## Records from a dataset
§
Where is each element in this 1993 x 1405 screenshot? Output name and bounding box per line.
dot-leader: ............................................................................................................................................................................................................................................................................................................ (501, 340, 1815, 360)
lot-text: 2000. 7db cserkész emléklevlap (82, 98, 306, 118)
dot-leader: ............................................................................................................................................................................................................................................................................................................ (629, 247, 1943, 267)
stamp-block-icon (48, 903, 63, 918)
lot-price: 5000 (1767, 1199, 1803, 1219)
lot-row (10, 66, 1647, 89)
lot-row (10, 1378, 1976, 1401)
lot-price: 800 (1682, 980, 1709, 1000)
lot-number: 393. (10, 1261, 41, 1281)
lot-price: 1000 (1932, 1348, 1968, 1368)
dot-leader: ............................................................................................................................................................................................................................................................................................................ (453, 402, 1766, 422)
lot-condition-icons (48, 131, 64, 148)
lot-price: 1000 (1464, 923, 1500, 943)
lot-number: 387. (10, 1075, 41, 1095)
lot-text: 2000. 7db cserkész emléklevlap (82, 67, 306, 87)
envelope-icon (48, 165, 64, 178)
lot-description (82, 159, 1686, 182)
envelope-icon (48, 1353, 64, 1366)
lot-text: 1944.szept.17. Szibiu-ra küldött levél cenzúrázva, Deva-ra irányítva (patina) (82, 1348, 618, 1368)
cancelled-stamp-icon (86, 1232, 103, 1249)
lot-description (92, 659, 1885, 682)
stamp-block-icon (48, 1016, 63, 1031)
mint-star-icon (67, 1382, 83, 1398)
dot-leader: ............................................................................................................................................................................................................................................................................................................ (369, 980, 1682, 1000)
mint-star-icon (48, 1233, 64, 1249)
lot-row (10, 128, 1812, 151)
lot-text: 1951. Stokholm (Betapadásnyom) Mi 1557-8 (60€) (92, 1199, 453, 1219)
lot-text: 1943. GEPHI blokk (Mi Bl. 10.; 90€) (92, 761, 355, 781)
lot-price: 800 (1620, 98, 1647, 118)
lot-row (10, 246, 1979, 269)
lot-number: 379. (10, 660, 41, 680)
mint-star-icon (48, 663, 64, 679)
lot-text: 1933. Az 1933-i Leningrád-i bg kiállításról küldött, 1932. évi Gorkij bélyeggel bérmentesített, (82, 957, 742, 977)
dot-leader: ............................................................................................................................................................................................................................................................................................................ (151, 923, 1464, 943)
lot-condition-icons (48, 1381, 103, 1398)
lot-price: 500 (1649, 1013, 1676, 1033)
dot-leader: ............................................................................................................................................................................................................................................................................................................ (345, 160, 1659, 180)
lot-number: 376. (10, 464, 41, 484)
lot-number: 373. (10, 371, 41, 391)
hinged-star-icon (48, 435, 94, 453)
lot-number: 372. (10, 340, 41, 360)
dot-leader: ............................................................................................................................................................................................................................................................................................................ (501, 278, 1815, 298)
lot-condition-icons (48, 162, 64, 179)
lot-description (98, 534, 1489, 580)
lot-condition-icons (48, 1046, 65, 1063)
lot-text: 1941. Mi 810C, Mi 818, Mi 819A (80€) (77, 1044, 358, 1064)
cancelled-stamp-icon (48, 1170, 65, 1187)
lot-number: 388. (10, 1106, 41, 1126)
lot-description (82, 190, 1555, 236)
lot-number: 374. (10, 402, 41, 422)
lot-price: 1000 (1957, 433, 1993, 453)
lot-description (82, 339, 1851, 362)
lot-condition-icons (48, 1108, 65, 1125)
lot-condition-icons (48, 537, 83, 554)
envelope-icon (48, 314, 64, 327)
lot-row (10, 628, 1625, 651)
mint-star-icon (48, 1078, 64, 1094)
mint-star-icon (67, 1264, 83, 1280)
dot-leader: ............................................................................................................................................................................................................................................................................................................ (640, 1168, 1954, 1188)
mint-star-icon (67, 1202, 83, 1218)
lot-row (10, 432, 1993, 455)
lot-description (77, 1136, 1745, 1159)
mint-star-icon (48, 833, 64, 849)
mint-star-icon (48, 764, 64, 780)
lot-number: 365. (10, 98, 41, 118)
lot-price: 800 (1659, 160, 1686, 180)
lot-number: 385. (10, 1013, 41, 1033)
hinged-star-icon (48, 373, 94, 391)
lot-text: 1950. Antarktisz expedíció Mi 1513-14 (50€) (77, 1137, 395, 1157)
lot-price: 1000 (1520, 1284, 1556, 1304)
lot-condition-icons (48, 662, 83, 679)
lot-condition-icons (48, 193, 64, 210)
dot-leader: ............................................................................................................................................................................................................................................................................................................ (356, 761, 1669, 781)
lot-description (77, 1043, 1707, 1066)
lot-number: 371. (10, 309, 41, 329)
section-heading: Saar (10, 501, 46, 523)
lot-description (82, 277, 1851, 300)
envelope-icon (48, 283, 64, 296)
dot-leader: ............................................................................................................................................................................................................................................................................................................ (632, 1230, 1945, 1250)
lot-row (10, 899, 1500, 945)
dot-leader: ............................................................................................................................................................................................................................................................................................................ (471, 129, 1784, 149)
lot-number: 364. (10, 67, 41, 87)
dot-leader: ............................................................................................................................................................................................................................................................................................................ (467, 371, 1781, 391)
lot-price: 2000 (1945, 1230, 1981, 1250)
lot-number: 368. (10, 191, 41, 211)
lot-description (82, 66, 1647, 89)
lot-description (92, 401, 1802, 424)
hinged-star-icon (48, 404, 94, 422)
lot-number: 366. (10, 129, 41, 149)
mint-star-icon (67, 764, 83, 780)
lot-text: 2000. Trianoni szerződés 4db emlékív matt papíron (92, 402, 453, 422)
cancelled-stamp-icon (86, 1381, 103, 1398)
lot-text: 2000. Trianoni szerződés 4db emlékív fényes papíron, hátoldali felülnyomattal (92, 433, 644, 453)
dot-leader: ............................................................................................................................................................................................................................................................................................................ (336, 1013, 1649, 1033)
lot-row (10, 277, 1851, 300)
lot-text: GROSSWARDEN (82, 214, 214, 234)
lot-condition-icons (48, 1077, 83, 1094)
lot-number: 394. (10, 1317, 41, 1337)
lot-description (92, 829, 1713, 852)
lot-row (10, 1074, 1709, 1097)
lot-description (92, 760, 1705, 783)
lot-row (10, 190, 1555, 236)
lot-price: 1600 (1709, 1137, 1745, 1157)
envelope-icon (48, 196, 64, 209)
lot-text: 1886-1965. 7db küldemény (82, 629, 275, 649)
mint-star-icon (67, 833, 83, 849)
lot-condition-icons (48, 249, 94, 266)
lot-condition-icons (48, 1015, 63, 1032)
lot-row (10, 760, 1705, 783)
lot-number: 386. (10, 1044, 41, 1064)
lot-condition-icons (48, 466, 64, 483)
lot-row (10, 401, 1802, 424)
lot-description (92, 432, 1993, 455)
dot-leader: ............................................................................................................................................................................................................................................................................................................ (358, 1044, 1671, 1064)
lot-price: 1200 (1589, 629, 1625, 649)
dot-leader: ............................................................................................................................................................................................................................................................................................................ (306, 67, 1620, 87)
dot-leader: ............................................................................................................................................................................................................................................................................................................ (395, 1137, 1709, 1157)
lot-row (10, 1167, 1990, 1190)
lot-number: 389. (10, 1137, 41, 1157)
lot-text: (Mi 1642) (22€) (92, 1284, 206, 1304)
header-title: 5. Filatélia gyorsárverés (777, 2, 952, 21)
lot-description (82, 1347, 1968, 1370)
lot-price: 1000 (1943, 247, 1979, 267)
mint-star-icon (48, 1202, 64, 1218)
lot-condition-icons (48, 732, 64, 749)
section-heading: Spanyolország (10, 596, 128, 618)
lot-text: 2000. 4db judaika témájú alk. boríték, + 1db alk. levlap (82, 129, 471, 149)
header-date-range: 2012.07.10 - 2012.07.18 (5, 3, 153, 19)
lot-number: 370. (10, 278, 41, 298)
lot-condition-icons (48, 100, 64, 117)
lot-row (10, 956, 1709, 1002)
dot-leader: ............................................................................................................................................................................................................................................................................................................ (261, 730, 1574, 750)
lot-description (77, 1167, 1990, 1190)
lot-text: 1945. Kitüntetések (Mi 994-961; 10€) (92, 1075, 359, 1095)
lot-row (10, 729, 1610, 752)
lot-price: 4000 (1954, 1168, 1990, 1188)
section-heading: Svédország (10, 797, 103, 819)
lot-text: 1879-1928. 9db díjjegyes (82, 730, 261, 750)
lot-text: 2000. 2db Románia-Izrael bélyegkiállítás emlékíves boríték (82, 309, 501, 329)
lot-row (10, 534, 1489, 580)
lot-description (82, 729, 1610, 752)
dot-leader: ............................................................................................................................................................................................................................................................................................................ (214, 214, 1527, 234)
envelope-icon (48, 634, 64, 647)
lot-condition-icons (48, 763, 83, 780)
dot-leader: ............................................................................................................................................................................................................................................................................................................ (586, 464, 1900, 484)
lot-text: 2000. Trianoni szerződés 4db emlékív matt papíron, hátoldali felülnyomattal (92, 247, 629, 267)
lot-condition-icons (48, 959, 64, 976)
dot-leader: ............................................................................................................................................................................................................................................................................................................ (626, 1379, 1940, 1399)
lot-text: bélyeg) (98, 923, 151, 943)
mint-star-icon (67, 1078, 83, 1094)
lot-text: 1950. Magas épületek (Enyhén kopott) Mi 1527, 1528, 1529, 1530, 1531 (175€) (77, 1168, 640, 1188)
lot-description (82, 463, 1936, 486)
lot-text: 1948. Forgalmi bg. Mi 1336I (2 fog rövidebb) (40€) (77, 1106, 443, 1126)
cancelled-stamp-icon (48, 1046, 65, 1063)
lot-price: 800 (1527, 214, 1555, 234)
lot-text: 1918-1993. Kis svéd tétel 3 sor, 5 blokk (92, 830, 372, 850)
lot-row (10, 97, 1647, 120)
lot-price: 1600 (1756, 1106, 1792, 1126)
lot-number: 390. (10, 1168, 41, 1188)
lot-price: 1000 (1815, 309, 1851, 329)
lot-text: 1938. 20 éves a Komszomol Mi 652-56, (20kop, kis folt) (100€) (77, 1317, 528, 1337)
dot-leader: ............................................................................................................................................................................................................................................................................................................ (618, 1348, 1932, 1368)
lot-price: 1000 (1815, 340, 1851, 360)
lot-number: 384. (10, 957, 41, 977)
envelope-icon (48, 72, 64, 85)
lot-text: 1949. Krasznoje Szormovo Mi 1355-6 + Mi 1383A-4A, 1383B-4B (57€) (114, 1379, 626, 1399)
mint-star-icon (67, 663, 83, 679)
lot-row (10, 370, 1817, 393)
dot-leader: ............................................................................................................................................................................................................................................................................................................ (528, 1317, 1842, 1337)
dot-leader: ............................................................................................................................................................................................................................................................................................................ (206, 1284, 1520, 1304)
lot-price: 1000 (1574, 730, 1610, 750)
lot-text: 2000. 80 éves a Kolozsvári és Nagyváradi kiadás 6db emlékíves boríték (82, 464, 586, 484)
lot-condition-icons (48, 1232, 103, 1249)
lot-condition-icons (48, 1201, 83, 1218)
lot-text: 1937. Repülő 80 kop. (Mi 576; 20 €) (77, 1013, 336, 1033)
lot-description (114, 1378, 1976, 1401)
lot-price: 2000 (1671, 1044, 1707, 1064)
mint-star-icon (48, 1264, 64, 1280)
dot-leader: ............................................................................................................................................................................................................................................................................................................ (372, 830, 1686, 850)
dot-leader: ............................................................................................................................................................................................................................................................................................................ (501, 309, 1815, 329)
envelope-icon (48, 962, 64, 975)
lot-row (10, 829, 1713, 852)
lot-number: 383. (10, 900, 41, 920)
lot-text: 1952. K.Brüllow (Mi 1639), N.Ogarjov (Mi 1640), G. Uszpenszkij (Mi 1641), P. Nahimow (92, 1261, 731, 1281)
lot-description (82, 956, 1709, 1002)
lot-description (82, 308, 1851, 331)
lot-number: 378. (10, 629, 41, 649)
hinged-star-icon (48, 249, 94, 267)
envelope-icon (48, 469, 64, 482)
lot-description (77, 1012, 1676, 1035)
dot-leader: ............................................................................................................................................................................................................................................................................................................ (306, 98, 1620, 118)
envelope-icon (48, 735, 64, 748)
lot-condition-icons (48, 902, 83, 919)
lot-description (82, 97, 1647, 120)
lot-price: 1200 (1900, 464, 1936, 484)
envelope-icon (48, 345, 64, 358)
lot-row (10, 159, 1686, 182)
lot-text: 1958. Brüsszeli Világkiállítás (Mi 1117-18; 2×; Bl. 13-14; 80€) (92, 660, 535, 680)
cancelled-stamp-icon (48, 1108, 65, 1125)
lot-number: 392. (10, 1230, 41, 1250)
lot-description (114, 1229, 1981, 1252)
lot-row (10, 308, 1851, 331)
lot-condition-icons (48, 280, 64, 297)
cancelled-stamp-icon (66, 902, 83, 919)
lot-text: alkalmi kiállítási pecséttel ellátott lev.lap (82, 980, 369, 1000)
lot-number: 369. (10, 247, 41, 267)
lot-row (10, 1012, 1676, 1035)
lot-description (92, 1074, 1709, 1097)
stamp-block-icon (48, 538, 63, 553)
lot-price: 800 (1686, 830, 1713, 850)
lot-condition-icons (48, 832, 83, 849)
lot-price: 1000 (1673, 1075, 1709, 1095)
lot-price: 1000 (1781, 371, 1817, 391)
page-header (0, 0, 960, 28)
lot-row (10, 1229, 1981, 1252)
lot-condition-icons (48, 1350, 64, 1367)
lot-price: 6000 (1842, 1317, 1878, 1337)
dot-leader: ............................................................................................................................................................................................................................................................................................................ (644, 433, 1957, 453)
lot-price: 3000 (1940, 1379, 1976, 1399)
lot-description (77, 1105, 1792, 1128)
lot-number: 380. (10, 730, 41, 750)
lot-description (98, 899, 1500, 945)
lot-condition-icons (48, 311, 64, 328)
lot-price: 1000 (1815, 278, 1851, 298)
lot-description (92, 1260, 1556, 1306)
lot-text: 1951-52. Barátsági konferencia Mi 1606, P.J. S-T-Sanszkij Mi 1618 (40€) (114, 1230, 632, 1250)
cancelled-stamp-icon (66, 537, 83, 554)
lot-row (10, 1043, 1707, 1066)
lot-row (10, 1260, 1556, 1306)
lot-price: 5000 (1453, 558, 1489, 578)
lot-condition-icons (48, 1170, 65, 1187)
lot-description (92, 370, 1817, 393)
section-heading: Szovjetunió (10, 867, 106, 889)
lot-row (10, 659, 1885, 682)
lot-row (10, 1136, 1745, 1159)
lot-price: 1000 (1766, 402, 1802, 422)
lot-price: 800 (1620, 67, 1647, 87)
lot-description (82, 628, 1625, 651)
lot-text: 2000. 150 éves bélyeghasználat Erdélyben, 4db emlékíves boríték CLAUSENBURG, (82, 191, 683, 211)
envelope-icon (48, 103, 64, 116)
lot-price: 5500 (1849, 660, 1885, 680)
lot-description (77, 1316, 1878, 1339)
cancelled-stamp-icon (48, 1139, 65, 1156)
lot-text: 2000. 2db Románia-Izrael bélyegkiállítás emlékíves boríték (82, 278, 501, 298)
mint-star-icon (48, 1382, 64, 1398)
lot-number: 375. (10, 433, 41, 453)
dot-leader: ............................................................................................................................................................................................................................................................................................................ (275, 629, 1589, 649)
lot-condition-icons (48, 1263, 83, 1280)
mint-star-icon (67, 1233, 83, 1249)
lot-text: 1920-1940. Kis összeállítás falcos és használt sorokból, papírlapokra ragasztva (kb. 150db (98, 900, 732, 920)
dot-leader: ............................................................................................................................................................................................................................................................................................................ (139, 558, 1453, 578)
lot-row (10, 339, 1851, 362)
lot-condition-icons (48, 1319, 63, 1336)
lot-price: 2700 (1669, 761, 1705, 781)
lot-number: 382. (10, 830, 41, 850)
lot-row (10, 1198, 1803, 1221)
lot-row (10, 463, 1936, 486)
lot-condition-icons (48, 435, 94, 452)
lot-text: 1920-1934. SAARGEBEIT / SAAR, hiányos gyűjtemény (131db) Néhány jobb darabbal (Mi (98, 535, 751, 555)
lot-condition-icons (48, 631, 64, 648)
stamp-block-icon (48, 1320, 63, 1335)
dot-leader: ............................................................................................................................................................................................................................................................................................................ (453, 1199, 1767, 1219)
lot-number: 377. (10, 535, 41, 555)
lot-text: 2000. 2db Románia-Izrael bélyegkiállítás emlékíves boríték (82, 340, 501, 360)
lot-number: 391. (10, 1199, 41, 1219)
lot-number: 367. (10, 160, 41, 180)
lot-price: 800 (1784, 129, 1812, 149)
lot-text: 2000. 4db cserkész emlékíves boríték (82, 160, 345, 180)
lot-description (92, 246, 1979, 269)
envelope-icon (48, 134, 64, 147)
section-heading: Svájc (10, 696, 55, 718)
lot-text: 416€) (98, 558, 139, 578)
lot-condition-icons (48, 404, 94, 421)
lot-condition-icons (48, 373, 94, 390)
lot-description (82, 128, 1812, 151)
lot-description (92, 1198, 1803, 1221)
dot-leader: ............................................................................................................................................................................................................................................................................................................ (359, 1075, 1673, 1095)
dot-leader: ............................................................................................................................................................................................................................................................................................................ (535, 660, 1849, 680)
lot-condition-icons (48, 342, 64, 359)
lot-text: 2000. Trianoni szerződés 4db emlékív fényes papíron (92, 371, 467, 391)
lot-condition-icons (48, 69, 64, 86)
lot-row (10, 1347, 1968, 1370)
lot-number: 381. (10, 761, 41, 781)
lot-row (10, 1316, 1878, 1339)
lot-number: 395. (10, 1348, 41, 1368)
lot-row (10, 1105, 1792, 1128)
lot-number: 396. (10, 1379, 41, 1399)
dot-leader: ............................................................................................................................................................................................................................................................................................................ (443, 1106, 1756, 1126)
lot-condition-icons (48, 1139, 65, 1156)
§
Please rewrite the items as a numbered list, starting at the beginning of the items and ending at the line that contains "lot-text: 2000. 7db cserkész emléklevlap (82, 98, 306, 118)", with that line included. Leave out any blank lines.

1. Where is each element in this 1993 x 1405 screenshot? Output name and bounding box per line.
2. dot-leader: ............................................................................................................................................................................................................................................................................................................ (501, 340, 1815, 360)
3. lot-text: 2000. 7db cserkész emléklevlap (82, 98, 306, 118)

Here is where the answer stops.